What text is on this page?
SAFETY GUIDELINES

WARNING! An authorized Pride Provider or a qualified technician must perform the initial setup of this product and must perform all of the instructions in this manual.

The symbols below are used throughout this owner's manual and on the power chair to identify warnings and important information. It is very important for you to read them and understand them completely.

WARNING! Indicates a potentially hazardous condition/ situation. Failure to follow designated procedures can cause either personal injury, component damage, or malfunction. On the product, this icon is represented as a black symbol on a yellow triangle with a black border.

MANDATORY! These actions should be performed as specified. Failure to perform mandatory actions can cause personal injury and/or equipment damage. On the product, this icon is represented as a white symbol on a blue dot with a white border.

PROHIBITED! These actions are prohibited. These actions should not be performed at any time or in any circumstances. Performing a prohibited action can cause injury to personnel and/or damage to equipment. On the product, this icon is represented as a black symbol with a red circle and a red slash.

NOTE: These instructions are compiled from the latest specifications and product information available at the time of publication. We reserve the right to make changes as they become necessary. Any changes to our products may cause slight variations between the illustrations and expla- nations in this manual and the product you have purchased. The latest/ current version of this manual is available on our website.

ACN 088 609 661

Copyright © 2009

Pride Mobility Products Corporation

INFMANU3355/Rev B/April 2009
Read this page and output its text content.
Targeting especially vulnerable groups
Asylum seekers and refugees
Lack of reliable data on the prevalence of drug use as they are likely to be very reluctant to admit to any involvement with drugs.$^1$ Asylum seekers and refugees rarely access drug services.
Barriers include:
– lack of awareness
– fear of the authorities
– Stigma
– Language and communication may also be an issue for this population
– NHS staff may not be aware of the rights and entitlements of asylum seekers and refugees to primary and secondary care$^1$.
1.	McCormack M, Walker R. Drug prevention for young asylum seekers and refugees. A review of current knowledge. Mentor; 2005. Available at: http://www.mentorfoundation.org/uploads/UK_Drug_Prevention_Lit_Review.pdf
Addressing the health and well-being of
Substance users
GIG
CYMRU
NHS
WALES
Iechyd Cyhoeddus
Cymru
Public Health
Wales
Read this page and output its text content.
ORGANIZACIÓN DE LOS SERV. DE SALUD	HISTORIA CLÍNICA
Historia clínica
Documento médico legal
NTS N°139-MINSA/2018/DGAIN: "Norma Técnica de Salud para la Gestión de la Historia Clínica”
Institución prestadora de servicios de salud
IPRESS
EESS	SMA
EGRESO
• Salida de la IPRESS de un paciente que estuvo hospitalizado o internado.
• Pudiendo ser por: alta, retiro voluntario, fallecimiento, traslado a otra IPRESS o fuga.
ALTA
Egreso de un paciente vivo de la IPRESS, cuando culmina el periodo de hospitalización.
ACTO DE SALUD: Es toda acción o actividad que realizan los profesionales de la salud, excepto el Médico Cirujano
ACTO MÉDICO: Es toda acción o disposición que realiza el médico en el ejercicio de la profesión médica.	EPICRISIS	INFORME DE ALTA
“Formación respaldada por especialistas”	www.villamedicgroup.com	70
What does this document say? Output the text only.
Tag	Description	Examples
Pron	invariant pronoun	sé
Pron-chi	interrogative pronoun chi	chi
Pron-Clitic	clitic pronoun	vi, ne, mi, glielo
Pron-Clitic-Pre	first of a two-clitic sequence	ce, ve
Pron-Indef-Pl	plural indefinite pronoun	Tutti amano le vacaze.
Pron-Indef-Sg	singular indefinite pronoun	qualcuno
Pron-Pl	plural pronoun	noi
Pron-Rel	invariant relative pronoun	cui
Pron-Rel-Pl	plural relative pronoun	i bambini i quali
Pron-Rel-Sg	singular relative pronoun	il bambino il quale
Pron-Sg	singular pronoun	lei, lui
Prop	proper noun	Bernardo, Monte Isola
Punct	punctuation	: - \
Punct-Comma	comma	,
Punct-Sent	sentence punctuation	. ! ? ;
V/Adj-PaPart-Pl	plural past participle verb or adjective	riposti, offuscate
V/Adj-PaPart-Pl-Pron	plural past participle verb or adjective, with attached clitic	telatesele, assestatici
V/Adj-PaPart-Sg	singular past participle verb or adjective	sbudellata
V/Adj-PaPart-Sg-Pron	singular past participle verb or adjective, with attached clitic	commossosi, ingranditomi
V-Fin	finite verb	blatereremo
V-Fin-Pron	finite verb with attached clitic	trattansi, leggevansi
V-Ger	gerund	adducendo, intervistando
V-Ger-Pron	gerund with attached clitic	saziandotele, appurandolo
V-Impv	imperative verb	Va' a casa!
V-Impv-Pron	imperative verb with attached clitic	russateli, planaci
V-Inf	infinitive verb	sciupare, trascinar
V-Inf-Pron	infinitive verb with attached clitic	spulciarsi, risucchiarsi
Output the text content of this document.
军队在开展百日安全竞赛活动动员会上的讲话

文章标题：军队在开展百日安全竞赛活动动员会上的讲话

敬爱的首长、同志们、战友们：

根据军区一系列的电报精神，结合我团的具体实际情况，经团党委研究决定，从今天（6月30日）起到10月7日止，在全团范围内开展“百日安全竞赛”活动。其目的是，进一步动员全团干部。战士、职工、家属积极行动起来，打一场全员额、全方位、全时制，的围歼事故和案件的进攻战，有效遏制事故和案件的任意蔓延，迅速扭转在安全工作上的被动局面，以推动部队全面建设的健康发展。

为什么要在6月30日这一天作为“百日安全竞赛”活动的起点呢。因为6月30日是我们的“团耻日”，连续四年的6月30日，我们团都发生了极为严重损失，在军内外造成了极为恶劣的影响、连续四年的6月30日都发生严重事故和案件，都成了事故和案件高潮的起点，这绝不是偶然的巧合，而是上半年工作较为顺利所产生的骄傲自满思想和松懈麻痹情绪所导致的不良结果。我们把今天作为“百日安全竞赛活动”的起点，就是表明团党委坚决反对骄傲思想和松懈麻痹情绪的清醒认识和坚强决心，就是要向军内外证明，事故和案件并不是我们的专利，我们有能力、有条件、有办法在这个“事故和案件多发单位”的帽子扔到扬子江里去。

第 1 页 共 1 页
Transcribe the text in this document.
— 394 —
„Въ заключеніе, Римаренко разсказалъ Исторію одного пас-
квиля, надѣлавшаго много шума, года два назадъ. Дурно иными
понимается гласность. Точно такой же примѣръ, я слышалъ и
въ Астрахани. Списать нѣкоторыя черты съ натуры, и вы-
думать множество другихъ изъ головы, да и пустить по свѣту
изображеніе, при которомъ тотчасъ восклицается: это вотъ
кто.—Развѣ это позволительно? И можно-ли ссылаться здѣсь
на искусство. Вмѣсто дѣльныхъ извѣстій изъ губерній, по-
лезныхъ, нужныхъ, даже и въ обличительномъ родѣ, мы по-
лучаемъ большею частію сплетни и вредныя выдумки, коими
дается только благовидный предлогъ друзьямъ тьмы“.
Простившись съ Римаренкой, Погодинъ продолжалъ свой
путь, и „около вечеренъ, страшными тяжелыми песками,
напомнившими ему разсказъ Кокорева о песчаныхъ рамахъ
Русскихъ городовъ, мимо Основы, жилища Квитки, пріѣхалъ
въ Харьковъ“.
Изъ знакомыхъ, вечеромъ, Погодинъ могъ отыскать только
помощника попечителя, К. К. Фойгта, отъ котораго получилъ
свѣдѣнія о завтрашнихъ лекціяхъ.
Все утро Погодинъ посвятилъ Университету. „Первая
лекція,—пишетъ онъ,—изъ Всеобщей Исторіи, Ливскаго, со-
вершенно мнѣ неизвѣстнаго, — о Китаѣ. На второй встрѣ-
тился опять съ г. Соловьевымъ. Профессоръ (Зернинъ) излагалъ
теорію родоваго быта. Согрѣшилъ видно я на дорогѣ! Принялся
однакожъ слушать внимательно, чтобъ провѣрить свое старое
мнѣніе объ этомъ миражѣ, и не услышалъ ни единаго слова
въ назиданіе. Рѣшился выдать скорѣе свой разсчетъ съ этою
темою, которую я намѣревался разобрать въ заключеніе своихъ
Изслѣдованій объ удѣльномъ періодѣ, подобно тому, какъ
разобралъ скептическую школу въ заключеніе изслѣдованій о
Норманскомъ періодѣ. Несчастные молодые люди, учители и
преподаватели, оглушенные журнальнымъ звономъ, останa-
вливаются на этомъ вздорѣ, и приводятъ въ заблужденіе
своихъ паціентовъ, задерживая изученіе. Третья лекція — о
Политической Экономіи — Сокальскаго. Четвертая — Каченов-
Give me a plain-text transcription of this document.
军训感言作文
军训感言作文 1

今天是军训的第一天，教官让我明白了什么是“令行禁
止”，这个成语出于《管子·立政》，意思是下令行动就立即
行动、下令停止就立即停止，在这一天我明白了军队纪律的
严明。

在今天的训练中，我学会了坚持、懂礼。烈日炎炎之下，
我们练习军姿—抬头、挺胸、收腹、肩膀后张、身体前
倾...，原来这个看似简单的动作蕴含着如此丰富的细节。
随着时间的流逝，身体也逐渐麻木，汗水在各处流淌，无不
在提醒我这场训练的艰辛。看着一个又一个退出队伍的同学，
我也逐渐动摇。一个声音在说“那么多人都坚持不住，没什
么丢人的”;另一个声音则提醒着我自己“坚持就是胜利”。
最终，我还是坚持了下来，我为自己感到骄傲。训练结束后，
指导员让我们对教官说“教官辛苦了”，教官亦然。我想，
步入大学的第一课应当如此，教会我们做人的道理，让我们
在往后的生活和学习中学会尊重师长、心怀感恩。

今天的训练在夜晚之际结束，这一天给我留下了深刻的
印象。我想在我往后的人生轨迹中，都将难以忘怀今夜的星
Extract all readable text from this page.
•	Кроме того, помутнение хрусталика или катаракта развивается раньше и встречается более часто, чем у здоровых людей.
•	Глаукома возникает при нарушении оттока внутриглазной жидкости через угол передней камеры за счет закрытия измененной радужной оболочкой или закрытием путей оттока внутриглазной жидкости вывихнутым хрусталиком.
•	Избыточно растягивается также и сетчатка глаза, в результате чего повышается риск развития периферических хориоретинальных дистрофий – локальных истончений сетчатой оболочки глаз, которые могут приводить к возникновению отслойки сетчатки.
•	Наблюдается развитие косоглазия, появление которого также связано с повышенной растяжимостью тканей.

**Task goal**
Make an exact copy of every line from the one with "Extract all readable text from this page." to the end of the data, with the first and last of those lines included.

**Exercise result**
Extract all readable text from this page.
•	Кроме того, помутнение хрусталика или катаракта развивается раньше и встречается более часто, чем у здоровых людей.
•	Глаукома возникает при нарушении оттока внутриглазной жидкости через угол передней камеры за счет закрытия измененной радужной оболочкой или закрытием путей оттока внутриглазной жидкости вывихнутым хрусталиком.
•	Избыточно растягивается также и сетчатка глаза, в результате чего повышается риск развития периферических хориоретинальных дистрофий – локальных истончений сетчатой оболочки глаз, которые могут приводить к возникновению отслойки сетчатки.
•	Наблюдается развитие косоглазия, появление которого также связано с повышенной растяжимостью тканей.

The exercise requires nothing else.